═════ AVAILABLE DATA

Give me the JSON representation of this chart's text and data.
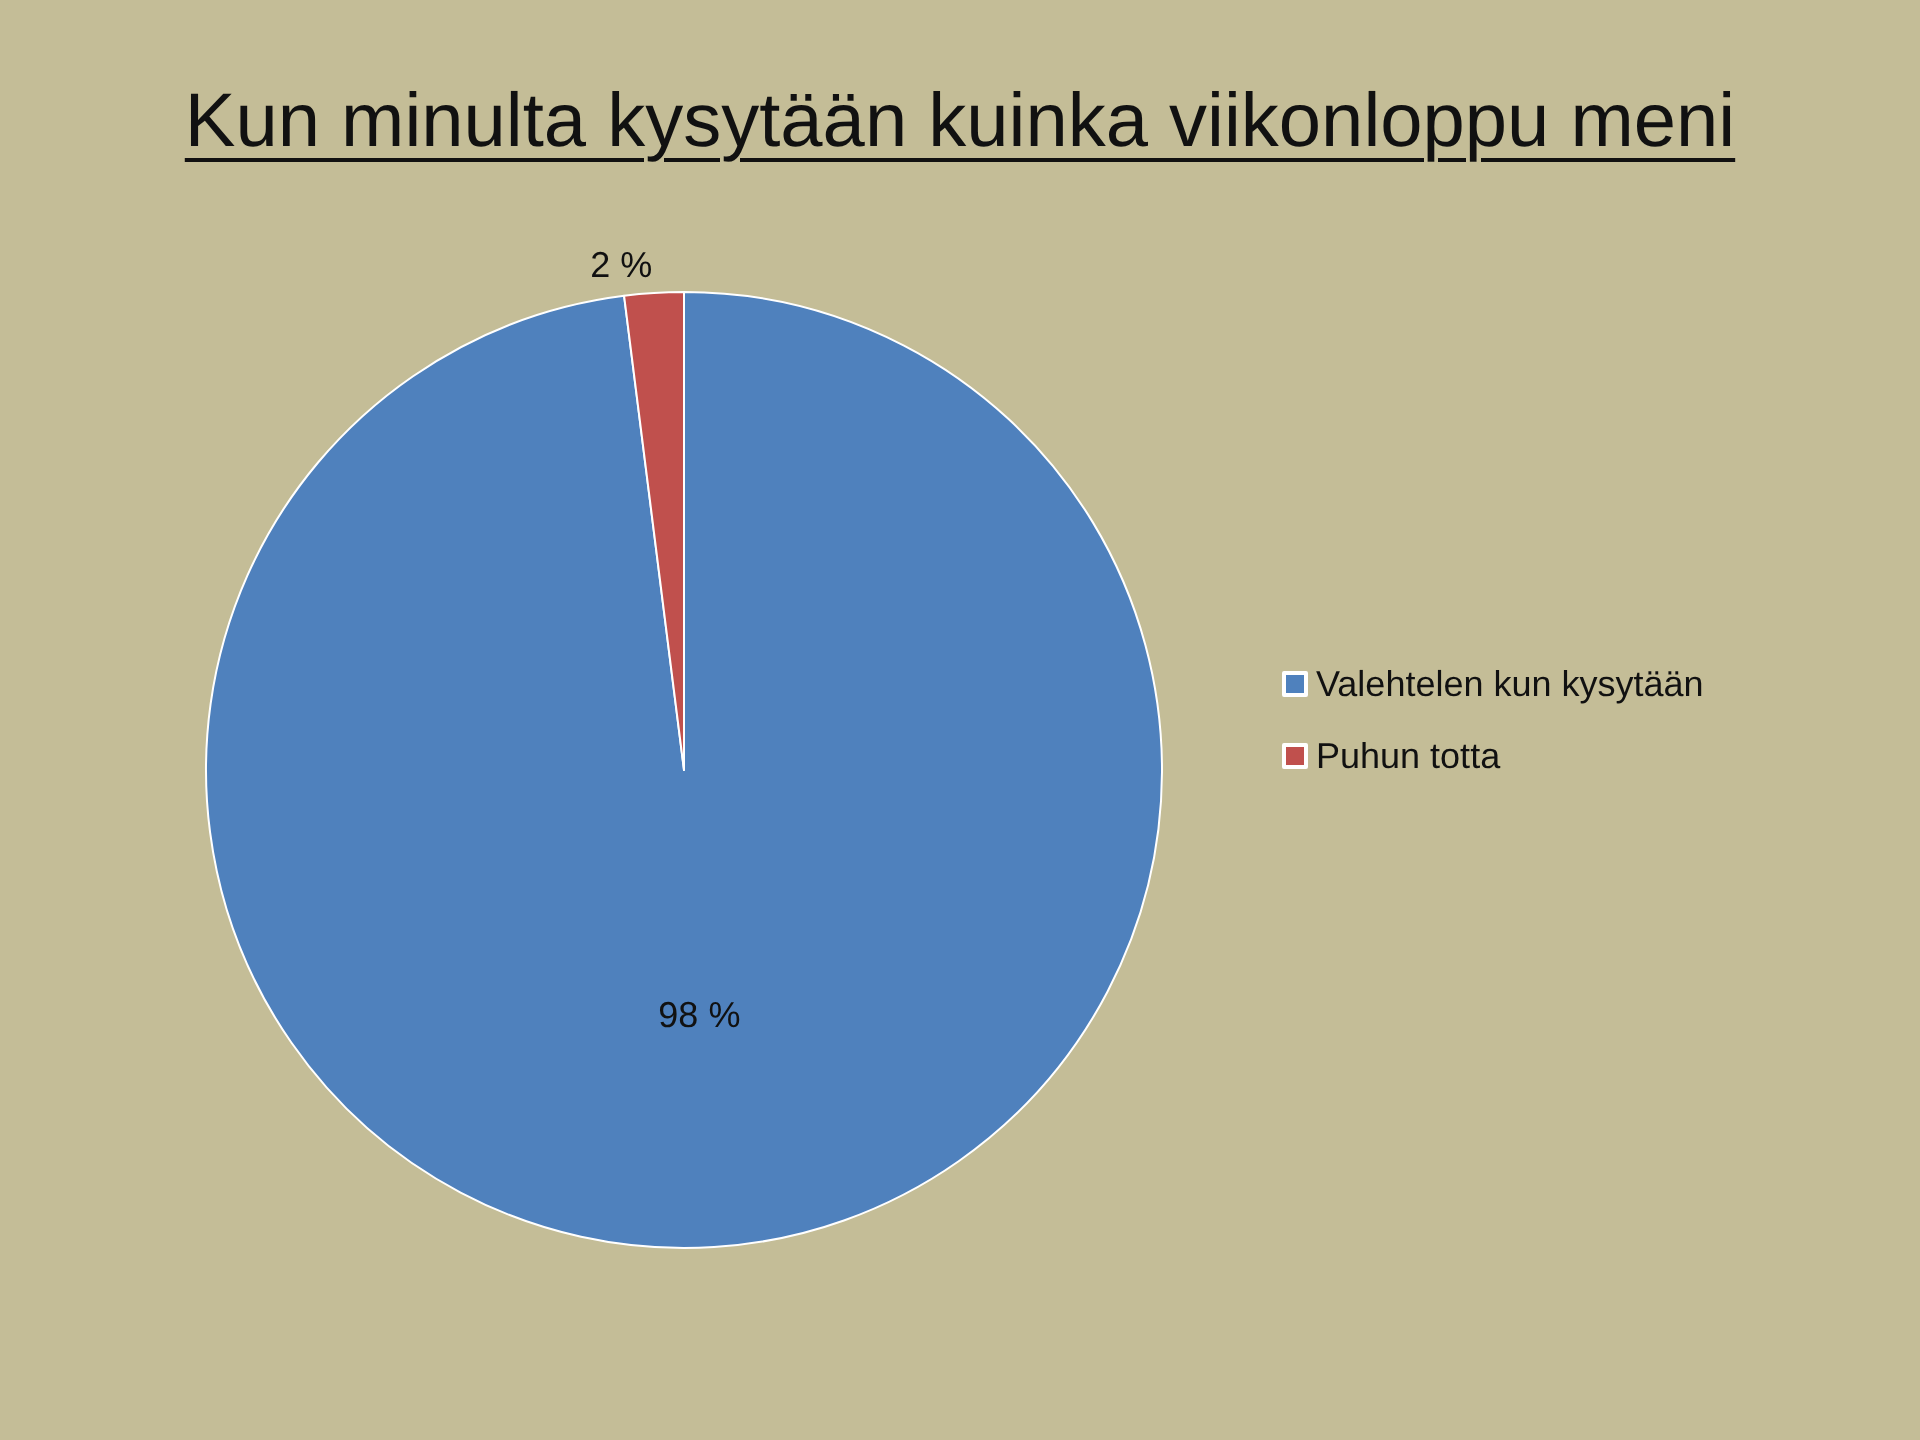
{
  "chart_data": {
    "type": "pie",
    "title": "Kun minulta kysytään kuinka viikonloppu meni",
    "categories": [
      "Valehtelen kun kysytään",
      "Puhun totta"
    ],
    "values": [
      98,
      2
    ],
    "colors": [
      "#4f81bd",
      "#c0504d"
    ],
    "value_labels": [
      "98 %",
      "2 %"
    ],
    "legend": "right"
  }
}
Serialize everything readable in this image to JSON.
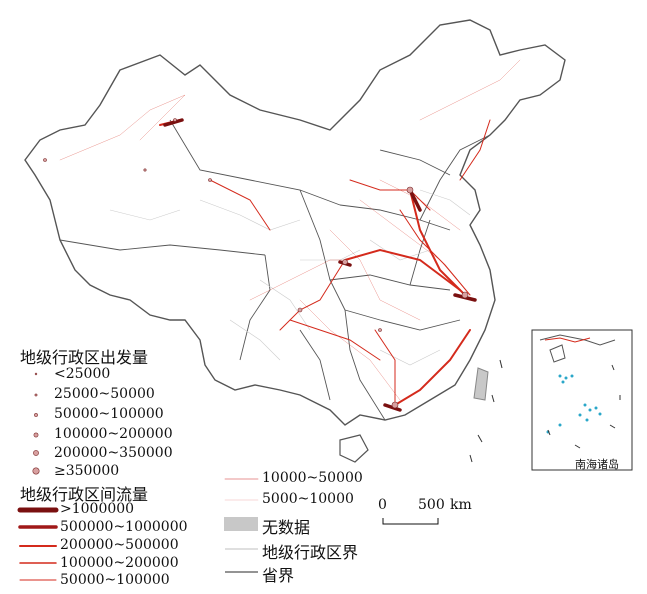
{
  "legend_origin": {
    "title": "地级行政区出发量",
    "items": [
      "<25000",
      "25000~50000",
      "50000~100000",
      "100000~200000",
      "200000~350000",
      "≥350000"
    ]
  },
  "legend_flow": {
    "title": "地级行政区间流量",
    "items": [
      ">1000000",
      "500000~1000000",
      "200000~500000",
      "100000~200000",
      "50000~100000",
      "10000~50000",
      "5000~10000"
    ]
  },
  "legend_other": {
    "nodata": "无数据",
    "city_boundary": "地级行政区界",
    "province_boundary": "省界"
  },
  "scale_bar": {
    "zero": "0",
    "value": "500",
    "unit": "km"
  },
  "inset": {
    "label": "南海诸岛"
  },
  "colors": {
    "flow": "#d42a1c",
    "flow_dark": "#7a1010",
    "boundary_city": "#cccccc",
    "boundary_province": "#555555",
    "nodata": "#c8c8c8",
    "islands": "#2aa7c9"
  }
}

══════════

Go through the listing above and list every line that has the word "this".

• _RIGHT ANSWER_
Give me the JSON representation of this chart's text and data.
Serialize everything readable in this image to JSON.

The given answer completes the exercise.